### WORKING DATA

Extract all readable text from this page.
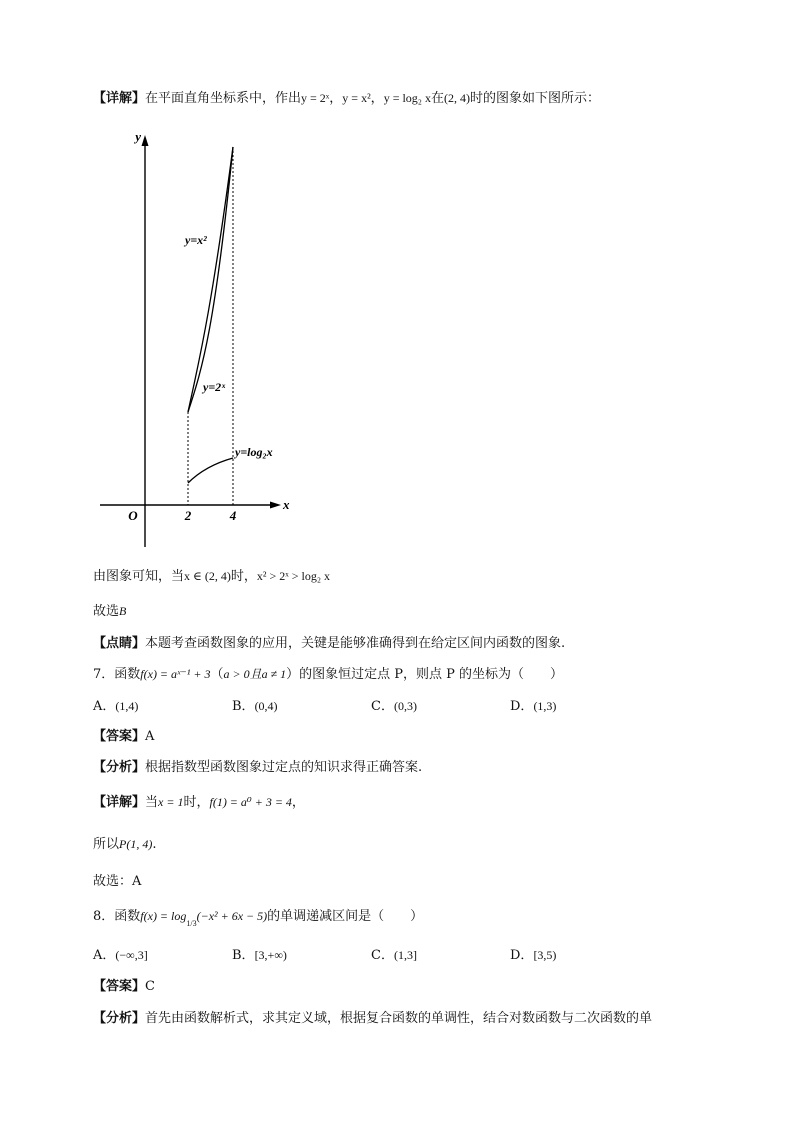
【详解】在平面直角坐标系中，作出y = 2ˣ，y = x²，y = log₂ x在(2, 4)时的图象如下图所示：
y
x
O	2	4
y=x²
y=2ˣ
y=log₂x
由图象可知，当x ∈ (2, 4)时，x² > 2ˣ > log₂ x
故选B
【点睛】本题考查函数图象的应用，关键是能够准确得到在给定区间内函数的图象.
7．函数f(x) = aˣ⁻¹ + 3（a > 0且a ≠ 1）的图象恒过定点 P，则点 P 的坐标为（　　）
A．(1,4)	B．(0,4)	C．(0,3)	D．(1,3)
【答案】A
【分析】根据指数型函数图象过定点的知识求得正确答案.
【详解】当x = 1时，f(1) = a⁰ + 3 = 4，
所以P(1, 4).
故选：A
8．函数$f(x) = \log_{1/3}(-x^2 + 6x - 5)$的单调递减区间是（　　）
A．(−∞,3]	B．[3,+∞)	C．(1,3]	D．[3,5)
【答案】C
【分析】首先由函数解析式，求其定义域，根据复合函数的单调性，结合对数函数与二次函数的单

######
### WORKING DATA

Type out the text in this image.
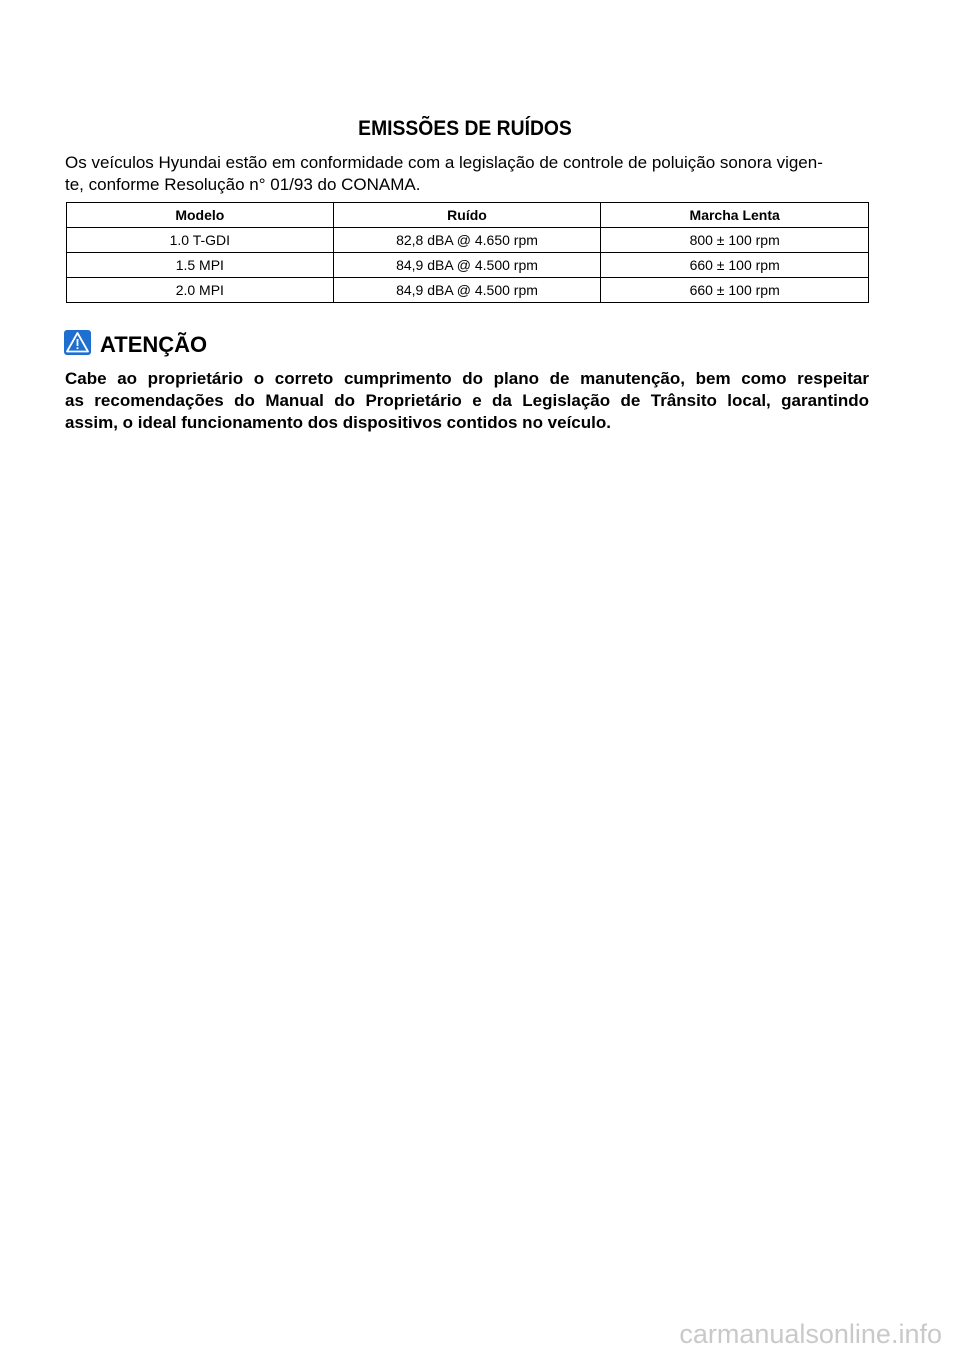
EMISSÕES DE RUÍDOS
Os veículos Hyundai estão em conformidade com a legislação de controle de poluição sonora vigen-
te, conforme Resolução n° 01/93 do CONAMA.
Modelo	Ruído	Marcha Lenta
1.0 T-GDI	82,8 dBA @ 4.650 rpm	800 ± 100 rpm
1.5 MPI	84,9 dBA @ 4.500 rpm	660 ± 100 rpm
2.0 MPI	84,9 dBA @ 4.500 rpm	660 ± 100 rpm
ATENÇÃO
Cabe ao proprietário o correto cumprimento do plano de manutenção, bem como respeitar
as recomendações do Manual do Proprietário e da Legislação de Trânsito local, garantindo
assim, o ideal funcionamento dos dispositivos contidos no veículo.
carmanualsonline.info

######

■ **WORK INSTRUCTIONS**
Each line in the listing above that contains "this" should be copied.

■ **TASK OUTPUT**
Extract all readable text from this page.
Type out the text in this image.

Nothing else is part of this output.